What is expected: Exact reproduction is required for all entries.

Records shown:

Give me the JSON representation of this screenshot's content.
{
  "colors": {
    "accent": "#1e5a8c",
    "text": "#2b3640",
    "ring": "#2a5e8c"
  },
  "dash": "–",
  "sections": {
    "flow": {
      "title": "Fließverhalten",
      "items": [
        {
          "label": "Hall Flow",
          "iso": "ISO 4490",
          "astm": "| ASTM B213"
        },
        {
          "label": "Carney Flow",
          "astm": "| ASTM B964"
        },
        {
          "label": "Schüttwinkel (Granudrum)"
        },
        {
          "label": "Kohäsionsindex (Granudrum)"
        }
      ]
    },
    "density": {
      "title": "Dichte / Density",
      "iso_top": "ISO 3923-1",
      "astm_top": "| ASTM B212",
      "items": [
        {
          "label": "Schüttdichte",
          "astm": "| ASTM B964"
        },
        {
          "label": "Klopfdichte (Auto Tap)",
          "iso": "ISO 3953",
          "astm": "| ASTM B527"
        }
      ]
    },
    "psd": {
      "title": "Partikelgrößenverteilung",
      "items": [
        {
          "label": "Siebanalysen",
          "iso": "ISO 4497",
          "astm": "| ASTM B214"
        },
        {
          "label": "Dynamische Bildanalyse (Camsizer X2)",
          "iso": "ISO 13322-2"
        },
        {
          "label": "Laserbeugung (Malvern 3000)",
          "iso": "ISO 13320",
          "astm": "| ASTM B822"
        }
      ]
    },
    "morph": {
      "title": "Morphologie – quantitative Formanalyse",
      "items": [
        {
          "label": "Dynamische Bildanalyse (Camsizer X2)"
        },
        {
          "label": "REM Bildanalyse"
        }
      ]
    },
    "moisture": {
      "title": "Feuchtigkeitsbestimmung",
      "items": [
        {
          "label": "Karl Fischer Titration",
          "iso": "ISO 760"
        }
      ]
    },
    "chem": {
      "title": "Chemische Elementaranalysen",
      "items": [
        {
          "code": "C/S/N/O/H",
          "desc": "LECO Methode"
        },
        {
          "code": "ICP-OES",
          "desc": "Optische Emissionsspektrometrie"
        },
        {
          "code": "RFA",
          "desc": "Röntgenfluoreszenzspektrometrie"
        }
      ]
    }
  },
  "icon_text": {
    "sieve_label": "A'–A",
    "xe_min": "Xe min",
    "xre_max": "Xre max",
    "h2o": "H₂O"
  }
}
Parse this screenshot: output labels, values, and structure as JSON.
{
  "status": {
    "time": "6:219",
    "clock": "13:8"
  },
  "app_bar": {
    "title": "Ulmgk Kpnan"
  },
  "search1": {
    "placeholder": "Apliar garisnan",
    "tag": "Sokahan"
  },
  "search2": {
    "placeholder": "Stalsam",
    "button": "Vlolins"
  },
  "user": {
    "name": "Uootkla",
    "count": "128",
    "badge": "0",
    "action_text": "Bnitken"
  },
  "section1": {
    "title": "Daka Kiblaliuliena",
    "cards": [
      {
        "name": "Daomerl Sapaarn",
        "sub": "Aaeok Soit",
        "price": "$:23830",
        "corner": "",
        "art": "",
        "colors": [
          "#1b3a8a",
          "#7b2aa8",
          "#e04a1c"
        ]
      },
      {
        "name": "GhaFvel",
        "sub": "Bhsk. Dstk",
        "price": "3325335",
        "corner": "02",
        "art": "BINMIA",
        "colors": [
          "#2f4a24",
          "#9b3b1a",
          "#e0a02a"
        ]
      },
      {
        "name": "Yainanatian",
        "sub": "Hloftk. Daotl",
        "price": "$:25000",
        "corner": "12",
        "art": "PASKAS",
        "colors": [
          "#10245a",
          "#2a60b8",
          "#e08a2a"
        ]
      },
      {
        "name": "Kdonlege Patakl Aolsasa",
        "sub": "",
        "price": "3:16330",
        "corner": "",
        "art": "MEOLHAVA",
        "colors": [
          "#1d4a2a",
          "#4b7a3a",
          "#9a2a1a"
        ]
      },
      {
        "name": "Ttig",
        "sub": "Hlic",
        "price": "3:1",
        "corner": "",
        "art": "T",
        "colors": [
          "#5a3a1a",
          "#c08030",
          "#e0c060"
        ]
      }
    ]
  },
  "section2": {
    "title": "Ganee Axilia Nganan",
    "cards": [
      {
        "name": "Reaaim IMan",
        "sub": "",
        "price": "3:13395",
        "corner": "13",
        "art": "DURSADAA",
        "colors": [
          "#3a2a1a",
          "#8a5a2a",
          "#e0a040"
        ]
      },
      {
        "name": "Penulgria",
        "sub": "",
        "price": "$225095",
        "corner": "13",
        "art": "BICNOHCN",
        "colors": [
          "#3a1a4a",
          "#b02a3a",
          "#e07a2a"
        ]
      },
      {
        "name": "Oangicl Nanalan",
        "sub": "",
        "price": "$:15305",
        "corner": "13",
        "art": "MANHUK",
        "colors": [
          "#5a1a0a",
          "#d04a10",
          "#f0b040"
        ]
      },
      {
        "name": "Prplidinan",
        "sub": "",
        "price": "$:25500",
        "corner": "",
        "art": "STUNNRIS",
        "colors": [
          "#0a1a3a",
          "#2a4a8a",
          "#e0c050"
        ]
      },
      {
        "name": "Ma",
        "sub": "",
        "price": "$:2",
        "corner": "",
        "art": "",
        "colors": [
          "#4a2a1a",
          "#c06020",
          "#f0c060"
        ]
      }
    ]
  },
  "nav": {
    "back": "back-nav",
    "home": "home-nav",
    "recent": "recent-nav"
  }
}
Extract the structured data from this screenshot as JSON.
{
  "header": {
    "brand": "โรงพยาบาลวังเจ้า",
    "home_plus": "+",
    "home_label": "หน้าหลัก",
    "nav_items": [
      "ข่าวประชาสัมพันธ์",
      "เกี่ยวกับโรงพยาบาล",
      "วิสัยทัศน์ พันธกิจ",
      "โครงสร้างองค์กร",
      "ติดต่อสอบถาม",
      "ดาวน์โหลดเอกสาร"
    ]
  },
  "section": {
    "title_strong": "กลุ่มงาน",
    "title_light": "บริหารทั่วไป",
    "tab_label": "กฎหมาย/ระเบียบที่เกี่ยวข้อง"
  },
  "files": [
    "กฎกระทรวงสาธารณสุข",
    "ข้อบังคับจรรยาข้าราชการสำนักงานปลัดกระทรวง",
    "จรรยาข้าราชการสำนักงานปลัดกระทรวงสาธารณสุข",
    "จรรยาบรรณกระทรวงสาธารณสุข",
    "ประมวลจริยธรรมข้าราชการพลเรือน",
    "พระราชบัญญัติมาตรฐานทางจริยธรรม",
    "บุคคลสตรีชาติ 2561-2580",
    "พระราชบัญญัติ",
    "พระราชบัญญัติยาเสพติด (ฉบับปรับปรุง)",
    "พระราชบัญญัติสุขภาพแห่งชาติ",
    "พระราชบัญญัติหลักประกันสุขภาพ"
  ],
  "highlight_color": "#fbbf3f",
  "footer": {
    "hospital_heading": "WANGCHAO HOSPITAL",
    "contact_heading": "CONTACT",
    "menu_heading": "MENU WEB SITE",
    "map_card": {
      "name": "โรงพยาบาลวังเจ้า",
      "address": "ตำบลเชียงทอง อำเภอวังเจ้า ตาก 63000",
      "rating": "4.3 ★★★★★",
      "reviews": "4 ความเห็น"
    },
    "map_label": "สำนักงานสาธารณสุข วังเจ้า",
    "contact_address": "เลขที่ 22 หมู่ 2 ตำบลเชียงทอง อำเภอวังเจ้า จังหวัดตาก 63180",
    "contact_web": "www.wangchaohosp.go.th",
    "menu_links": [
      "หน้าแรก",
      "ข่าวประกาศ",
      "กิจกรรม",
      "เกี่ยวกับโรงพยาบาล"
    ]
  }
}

Written response:
Give me the JSON representation of this screenshot's content.
{
  "colors": {
    "accent": "#1e5a8c",
    "text": "#2b3640",
    "ring": "#2a5e8c"
  },
  "dash": "–",
  "sections": {
    "flow": {
      "title": "Fließverhalten",
      "items": [
        {
          "label": "Hall Flow",
          "iso": "ISO 4490",
          "astm": "| ASTM B213"
        },
        {
          "label": "Carney Flow",
          "astm": "| ASTM B964"
        },
        {
          "label": "Schüttwinkel (Granudrum)"
        },
        {
          "label": "Kohäsionsindex (Granudrum)"
        }
      ]
    },
    "density": {
      "title": "Dichte / Density",
      "iso_top": "ISO 3923-1",
      "astm_top": "| ASTM B212",
      "items": [
        {
          "label": "Schüttdichte",
          "astm": "| ASTM B964"
        },
        {
          "label": "Klopfdichte (Auto Tap)",
          "iso": "ISO 3953",
          "astm": "| ASTM B527"
        }
      ]
    },
    "psd": {
      "title": "Partikelgrößenverteilung",
      "items": [
        {
          "label": "Siebanalysen",
          "iso": "ISO 4497",
          "astm": "| ASTM B214"
        },
        {
          "label": "Dynamische Bildanalyse (Camsizer X2)",
          "iso": "ISO 13322-2"
        },
        {
          "label": "Laserbeugung (Malvern 3000)",
          "iso": "ISO 13320",
          "astm": "| ASTM B822"
        }
      ]
    },
    "morph": {
      "title": "Morphologie – quantitative Formanalyse",
      "items": [
        {
          "label": "Dynamische Bildanalyse (Camsizer X2)"
        },
        {
          "label": "REM Bildanalyse"
        }
      ]
    },
    "moisture": {
      "title": "Feuchtigkeitsbestimmung",
      "items": [
        {
          "label": "Karl Fischer Titration",
          "iso": "ISO 760"
        }
      ]
    },
    "chem": {
      "title": "Chemische Elementaranalysen",
      "items": [
        {
          "code": "C/S/N/O/H",
          "desc": "LECO Methode"
        },
        {
          "code": "ICP-OES",
          "desc": "Optische Emissionsspektrometrie"
        },
        {
          "code": "RFA",
          "desc": "Röntgenfluoreszenzspektrometrie"
        }
      ]
    }
  },
  "icon_text": {
    "sieve_label": "A'–A",
    "xe_min": "Xe min",
    "xre_max": "Xre max",
    "h2o": "H₂O"
  }
}
Parse this screenshot: output labels, values, and structure as JSON.
{
  "status": {
    "time": "6:219",
    "clock": "13:8"
  },
  "app_bar": {
    "title": "Ulmgk Kpnan"
  },
  "search1": {
    "placeholder": "Apliar garisnan",
    "tag": "Sokahan"
  },
  "search2": {
    "placeholder": "Stalsam",
    "button": "Vlolins"
  },
  "user": {
    "name": "Uootkla",
    "count": "128",
    "badge": "0",
    "action_text": "Bnitken"
  },
  "section1": {
    "title": "Daka Kiblaliuliena",
    "cards": [
      {
        "name": "Daomerl Sapaarn",
        "sub": "Aaeok Soit",
        "price": "$:23830",
        "corner": "",
        "art": "",
        "colors": [
          "#1b3a8a",
          "#7b2aa8",
          "#e04a1c"
        ]
      },
      {
        "name": "GhaFvel",
        "sub": "Bhsk. Dstk",
        "price": "3325335",
        "corner": "02",
        "art": "BINMIA",
        "colors": [
          "#2f4a24",
          "#9b3b1a",
          "#e0a02a"
        ]
      },
      {
        "name": "Yainanatian",
        "sub": "Hloftk. Daotl",
        "price": "$:25000",
        "corner": "12",
        "art": "PASKAS",
        "colors": [
          "#10245a",
          "#2a60b8",
          "#e08a2a"
        ]
      },
      {
        "name": "Kdonlege Patakl Aolsasa",
        "sub": "",
        "price": "3:16330",
        "corner": "",
        "art": "MEOLHAVA",
        "colors": [
          "#1d4a2a",
          "#4b7a3a",
          "#9a2a1a"
        ]
      },
      {
        "name": "Ttig",
        "sub": "Hlic",
        "price": "3:1",
        "corner": "",
        "art": "T",
        "colors": [
          "#5a3a1a",
          "#c08030",
          "#e0c060"
        ]
      }
    ]
  },
  "section2": {
    "title": "Ganee Axilia Nganan",
    "cards": [
      {
        "name": "Reaaim IMan",
        "sub": "",
        "price": "3:13395",
        "corner": "13",
        "art": "DURSADAA",
        "colors": [
          "#3a2a1a",
          "#8a5a2a",
          "#e0a040"
        ]
      },
      {
        "name": "Penulgria",
        "sub": "",
        "price": "$225095",
        "corner": "13",
        "art": "BICNOHCN",
        "colors": [
          "#3a1a4a",
          "#b02a3a",
          "#e07a2a"
        ]
      },
      {
        "name": "Oangicl Nanalan",
        "sub": "",
        "price": "$:15305",
        "corner": "13",
        "art": "MANHUK",
        "colors": [
          "#5a1a0a",
          "#d04a10",
          "#f0b040"
        ]
      },
      {
        "name": "Prplidinan",
        "sub": "",
        "price": "$:25500",
        "corner": "",
        "art": "STUNNRIS",
        "colors": [
          "#0a1a3a",
          "#2a4a8a",
          "#e0c050"
        ]
      },
      {
        "name": "Ma",
        "sub": "",
        "price": "$:2",
        "corner": "",
        "art": "",
        "colors": [
          "#4a2a1a",
          "#c06020",
          "#f0c060"
        ]
      }
    ]
  },
  "nav": {
    "back": "back-nav",
    "home": "home-nav",
    "recent": "recent-nav"
  }
}
Extract the structured data from this screenshot as JSON.
{
  "header": {
    "brand": "โรงพยาบาลวังเจ้า",
    "home_plus": "+",
    "home_label": "หน้าหลัก",
    "nav_items": [
      "ข่าวประชาสัมพันธ์",
      "เกี่ยวกับโรงพยาบาล",
      "วิสัยทัศน์ พันธกิจ",
      "โครงสร้างองค์กร",
      "ติดต่อสอบถาม",
      "ดาวน์โหลดเอกสาร"
    ]
  },
  "section": {
    "title_strong": "กลุ่มงาน",
    "title_light": "บริหารทั่วไป",
    "tab_label": "กฎหมาย/ระเบียบที่เกี่ยวข้อง"
  },
  "files": [
    "กฎกระทรวงสาธารณสุข",
    "ข้อบังคับจรรยาข้าราชการสำนักงานปลัดกระทรวง",
    "จรรยาข้าราชการสำนักงานปลัดกระทรวงสาธารณสุข",
    "จรรยาบรรณกระทรวงสาธารณสุข",
    "ประมวลจริยธรรมข้าราชการพลเรือน",
    "พระราชบัญญัติมาตรฐานทางจริยธรรม",
    "บุคคลสตรีชาติ 2561-2580",
    "พระราชบัญญัติ",
    "พระราชบัญญัติยาเสพติด (ฉบับปรับปรุง)",
    "พระราชบัญญัติสุขภาพแห่งชาติ",
    "พระราชบัญญัติหลักประกันสุขภาพ"
  ],
  "highlight_color": "#fbbf3f",
  "footer": {
    "hospital_heading": "WANGCHAO HOSPITAL",
    "contact_heading": "CONTACT",
    "menu_heading": "MENU WEB SITE",
    "map_card": {
      "name": "โรงพยาบาลวังเจ้า",
      "address": "ตำบลเชียงทอง อำเภอวังเจ้า ตาก 63000",
      "rating": "4.3 ★★★★★",
      "reviews": "4 ความเห็น"
    },
    "map_label": "สำนักงานสาธารณสุข วังเจ้า",
    "contact_address": "เลขที่ 22 หมู่ 2 ตำบลเชียงทอง อำเภอวังเจ้า จังหวัดตาก 63180",
    "contact_web": "www.wangchaohosp.go.th",
    "menu_links": [
      "หน้าแรก",
      "ข่าวประกาศ",
      "กิจกรรม",
      "เกี่ยวกับโรงพยาบาล"
    ]
  }
}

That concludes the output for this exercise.